------ Material shown

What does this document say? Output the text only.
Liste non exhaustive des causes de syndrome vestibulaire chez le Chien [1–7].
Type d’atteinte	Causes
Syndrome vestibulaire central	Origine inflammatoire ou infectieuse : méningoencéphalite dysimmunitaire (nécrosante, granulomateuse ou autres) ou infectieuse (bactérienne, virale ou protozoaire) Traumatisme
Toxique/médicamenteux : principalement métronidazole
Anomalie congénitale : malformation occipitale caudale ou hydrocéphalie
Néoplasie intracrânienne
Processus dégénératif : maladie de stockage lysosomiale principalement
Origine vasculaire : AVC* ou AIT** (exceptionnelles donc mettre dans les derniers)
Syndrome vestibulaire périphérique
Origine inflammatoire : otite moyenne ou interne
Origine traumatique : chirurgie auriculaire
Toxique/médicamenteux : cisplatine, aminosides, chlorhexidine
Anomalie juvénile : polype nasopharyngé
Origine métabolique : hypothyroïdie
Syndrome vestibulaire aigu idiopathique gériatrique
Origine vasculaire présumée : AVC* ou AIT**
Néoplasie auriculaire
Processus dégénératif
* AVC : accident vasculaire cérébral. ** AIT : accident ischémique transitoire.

------------

Task brief:
Could you retype every line of the data exactly?

Answer section:
What does this document say? Output the text only.
Liste non exhaustive des causes de syndrome vestibulaire chez le Chien [1–7].
Type d’atteinte	Causes
Syndrome vestibulaire central	Origine inflammatoire ou infectieuse : méningoencéphalite dysimmunitaire (nécrosante, granulomateuse ou autres) ou infectieuse (bactérienne, virale ou protozoaire) Traumatisme
Toxique/médicamenteux : principalement métronidazole
Anomalie congénitale : malformation occipitale caudale ou hydrocéphalie
Néoplasie intracrânienne
Processus dégénératif : maladie de stockage lysosomiale principalement
Origine vasculaire : AVC* ou AIT** (exceptionnelles donc mettre dans les derniers)
Syndrome vestibulaire périphérique
Origine inflammatoire : otite moyenne ou interne
Origine traumatique : chirurgie auriculaire
Toxique/médicamenteux : cisplatine, aminosides, chlorhexidine
Anomalie juvénile : polype nasopharyngé
Origine métabolique : hypothyroïdie
Syndrome vestibulaire aigu idiopathique gériatrique
Origine vasculaire présumée : AVC* ou AIT**
Néoplasie auriculaire
Processus dégénératif
* AVC : accident vasculaire cérébral. ** AIT : accident ischémique transitoire.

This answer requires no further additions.